WHAT THE TASK ASKS:
Copy out each line below exactly as it appears.

[BEGIN INPUT ROWS]

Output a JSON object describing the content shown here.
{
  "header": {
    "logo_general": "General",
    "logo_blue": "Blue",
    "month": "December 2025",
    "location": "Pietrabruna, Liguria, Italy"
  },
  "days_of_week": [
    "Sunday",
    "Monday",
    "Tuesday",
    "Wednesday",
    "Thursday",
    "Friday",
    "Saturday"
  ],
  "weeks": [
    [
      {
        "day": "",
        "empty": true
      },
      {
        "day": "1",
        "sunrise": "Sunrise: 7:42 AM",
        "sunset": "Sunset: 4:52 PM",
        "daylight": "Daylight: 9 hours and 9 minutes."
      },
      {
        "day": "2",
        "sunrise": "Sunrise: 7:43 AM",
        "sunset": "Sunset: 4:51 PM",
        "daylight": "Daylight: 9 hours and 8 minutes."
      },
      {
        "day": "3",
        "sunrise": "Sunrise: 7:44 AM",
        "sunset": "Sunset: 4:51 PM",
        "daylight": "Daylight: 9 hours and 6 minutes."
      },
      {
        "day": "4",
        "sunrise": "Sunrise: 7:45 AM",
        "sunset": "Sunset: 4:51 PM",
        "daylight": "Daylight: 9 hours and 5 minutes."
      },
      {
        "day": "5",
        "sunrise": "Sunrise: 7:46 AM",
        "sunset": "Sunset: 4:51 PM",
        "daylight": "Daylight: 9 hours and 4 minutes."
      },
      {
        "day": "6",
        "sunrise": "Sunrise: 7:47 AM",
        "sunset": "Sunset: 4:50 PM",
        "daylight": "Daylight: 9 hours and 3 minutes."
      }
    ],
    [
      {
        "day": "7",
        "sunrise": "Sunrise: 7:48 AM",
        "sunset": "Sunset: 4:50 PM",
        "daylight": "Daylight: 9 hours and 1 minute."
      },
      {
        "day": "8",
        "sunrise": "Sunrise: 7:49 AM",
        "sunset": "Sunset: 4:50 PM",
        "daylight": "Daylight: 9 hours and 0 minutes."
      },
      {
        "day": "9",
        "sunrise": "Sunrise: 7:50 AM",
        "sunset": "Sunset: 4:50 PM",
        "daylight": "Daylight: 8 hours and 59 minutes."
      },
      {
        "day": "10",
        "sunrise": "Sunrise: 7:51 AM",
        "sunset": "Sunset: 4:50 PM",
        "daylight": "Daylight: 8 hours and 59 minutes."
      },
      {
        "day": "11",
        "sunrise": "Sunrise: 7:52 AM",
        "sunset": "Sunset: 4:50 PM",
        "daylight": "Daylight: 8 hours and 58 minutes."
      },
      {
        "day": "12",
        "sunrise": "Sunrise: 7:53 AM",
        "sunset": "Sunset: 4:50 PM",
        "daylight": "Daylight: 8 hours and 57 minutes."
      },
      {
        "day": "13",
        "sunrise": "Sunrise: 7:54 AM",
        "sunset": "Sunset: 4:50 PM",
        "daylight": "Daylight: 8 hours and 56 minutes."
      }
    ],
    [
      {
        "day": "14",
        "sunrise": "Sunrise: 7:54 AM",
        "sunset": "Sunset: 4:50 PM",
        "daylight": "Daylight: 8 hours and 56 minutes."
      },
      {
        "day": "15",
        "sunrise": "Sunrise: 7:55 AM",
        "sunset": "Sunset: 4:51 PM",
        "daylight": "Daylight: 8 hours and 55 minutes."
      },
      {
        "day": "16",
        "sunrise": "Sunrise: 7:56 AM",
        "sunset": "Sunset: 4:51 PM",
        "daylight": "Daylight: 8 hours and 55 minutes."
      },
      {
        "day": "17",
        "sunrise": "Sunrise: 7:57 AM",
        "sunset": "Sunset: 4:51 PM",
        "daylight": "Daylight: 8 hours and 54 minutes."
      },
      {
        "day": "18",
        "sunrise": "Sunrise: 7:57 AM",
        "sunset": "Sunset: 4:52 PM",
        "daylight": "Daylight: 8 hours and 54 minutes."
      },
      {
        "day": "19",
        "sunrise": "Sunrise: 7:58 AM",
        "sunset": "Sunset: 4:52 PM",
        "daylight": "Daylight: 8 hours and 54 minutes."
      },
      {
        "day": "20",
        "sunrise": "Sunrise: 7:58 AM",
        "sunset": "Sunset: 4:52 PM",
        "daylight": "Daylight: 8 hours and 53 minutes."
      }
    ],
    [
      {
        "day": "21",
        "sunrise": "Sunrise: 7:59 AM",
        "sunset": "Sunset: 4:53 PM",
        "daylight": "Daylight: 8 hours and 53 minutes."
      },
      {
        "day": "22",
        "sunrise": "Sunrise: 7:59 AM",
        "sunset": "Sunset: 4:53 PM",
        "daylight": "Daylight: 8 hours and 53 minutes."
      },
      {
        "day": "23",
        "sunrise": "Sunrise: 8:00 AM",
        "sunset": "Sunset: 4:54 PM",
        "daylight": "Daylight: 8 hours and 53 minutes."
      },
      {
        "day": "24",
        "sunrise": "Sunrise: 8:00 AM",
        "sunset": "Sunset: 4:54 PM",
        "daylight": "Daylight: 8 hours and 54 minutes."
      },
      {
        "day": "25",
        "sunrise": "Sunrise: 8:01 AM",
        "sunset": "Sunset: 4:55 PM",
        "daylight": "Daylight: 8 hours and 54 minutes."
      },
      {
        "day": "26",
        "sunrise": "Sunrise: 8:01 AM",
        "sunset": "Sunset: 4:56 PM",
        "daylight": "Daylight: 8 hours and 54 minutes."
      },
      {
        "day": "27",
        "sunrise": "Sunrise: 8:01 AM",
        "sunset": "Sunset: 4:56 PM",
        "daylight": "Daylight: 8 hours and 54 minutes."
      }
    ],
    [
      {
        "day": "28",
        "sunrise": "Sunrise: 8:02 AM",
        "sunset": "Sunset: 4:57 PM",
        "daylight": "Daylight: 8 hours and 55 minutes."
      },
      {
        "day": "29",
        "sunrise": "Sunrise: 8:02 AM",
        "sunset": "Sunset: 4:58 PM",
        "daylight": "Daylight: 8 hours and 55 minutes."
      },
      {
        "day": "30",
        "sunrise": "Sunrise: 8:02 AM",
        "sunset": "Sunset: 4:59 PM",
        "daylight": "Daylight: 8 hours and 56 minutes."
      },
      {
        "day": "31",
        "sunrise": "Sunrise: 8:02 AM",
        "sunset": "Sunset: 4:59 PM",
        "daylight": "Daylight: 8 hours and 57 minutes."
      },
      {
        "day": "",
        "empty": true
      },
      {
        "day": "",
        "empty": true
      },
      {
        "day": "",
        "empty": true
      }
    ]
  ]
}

[END INPUT ROWS]

ANSWER TO THE EXERCISE:
Output a JSON object describing the content shown here.
{
  "header": {
    "logo_general": "General",
    "logo_blue": "Blue",
    "month": "December 2025",
    "location": "Pietrabruna, Liguria, Italy"
  },
  "days_of_week": [
    "Sunday",
    "Monday",
    "Tuesday",
    "Wednesday",
    "Thursday",
    "Friday",
    "Saturday"
  ],
  "weeks": [
    [
      {
        "day": "",
        "empty": true
      },
      {
        "day": "1",
        "sunrise": "Sunrise: 7:42 AM",
        "sunset": "Sunset: 4:52 PM",
        "daylight": "Daylight: 9 hours and 9 minutes."
      },
      {
        "day": "2",
        "sunrise": "Sunrise: 7:43 AM",
        "sunset": "Sunset: 4:51 PM",
        "daylight": "Daylight: 9 hours and 8 minutes."
      },
      {
        "day": "3",
        "sunrise": "Sunrise: 7:44 AM",
        "sunset": "Sunset: 4:51 PM",
        "daylight": "Daylight: 9 hours and 6 minutes."
      },
      {
        "day": "4",
        "sunrise": "Sunrise: 7:45 AM",
        "sunset": "Sunset: 4:51 PM",
        "daylight": "Daylight: 9 hours and 5 minutes."
      },
      {
        "day": "5",
        "sunrise": "Sunrise: 7:46 AM",
        "sunset": "Sunset: 4:51 PM",
        "daylight": "Daylight: 9 hours and 4 minutes."
      },
      {
        "day": "6",
        "sunrise": "Sunrise: 7:47 AM",
        "sunset": "Sunset: 4:50 PM",
        "daylight": "Daylight: 9 hours and 3 minutes."
      }
    ],
    [
      {
        "day": "7",
        "sunrise": "Sunrise: 7:48 AM",
        "sunset": "Sunset: 4:50 PM",
        "daylight": "Daylight: 9 hours and 1 minute."
      },
      {
        "day": "8",
        "sunrise": "Sunrise: 7:49 AM",
        "sunset": "Sunset: 4:50 PM",
        "daylight": "Daylight: 9 hours and 0 minutes."
      },
      {
        "day": "9",
        "sunrise": "Sunrise: 7:50 AM",
        "sunset": "Sunset: 4:50 PM",
        "daylight": "Daylight: 8 hours and 59 minutes."
      },
      {
        "day": "10",
        "sunrise": "Sunrise: 7:51 AM",
        "sunset": "Sunset: 4:50 PM",
        "daylight": "Daylight: 8 hours and 59 minutes."
      },
      {
        "day": "11",
        "sunrise": "Sunrise: 7:52 AM",
        "sunset": "Sunset: 4:50 PM",
        "daylight": "Daylight: 8 hours and 58 minutes."
      },
      {
        "day": "12",
        "sunrise": "Sunrise: 7:53 AM",
        "sunset": "Sunset: 4:50 PM",
        "daylight": "Daylight: 8 hours and 57 minutes."
      },
      {
        "day": "13",
        "sunrise": "Sunrise: 7:54 AM",
        "sunset": "Sunset: 4:50 PM",
        "daylight": "Daylight: 8 hours and 56 minutes."
      }
    ],
    [
      {
        "day": "14",
        "sunrise": "Sunrise: 7:54 AM",
        "sunset": "Sunset: 4:50 PM",
        "daylight": "Daylight: 8 hours and 56 minutes."
      },
      {
        "day": "15",
        "sunrise": "Sunrise: 7:55 AM",
        "sunset": "Sunset: 4:51 PM",
        "daylight": "Daylight: 8 hours and 55 minutes."
      },
      {
        "day": "16",
        "sunrise": "Sunrise: 7:56 AM",
        "sunset": "Sunset: 4:51 PM",
        "daylight": "Daylight: 8 hours and 55 minutes."
      },
      {
        "day": "17",
        "sunrise": "Sunrise: 7:57 AM",
        "sunset": "Sunset: 4:51 PM",
        "daylight": "Daylight: 8 hours and 54 minutes."
      },
      {
        "day": "18",
        "sunrise": "Sunrise: 7:57 AM",
        "sunset": "Sunset: 4:52 PM",
        "daylight": "Daylight: 8 hours and 54 minutes."
      },
      {
        "day": "19",
        "sunrise": "Sunrise: 7:58 AM",
        "sunset": "Sunset: 4:52 PM",
        "daylight": "Daylight: 8 hours and 54 minutes."
      },
      {
        "day": "20",
        "sunrise": "Sunrise: 7:58 AM",
        "sunset": "Sunset: 4:52 PM",
        "daylight": "Daylight: 8 hours and 53 minutes."
      }
    ],
    [
      {
        "day": "21",
        "sunrise": "Sunrise: 7:59 AM",
        "sunset": "Sunset: 4:53 PM",
        "daylight": "Daylight: 8 hours and 53 minutes."
      },
      {
        "day": "22",
        "sunrise": "Sunrise: 7:59 AM",
        "sunset": "Sunset: 4:53 PM",
        "daylight": "Daylight: 8 hours and 53 minutes."
      },
      {
        "day": "23",
        "sunrise": "Sunrise: 8:00 AM",
        "sunset": "Sunset: 4:54 PM",
        "daylight": "Daylight: 8 hours and 53 minutes."
      },
      {
        "day": "24",
        "sunrise": "Sunrise: 8:00 AM",
        "sunset": "Sunset: 4:54 PM",
        "daylight": "Daylight: 8 hours and 54 minutes."
      },
      {
        "day": "25",
        "sunrise": "Sunrise: 8:01 AM",
        "sunset": "Sunset: 4:55 PM",
        "daylight": "Daylight: 8 hours and 54 minutes."
      },
      {
        "day": "26",
        "sunrise": "Sunrise: 8:01 AM",
        "sunset": "Sunset: 4:56 PM",
        "daylight": "Daylight: 8 hours and 54 minutes."
      },
      {
        "day": "27",
        "sunrise": "Sunrise: 8:01 AM",
        "sunset": "Sunset: 4:56 PM",
        "daylight": "Daylight: 8 hours and 54 minutes."
      }
    ],
    [
      {
        "day": "28",
        "sunrise": "Sunrise: 8:02 AM",
        "sunset": "Sunset: 4:57 PM",
        "daylight": "Daylight: 8 hours and 55 minutes."
      },
      {
        "day": "29",
        "sunrise": "Sunrise: 8:02 AM",
        "sunset": "Sunset: 4:58 PM",
        "daylight": "Daylight: 8 hours and 55 minutes."
      },
      {
        "day": "30",
        "sunrise": "Sunrise: 8:02 AM",
        "sunset": "Sunset: 4:59 PM",
        "daylight": "Daylight: 8 hours and 56 minutes."
      },
      {
        "day": "31",
        "sunrise": "Sunrise: 8:02 AM",
        "sunset": "Sunset: 4:59 PM",
        "daylight": "Daylight: 8 hours and 57 minutes."
      },
      {
        "day": "",
        "empty": true
      },
      {
        "day": "",
        "empty": true
      },
      {
        "day": "",
        "empty": true
      }
    ]
  ]
}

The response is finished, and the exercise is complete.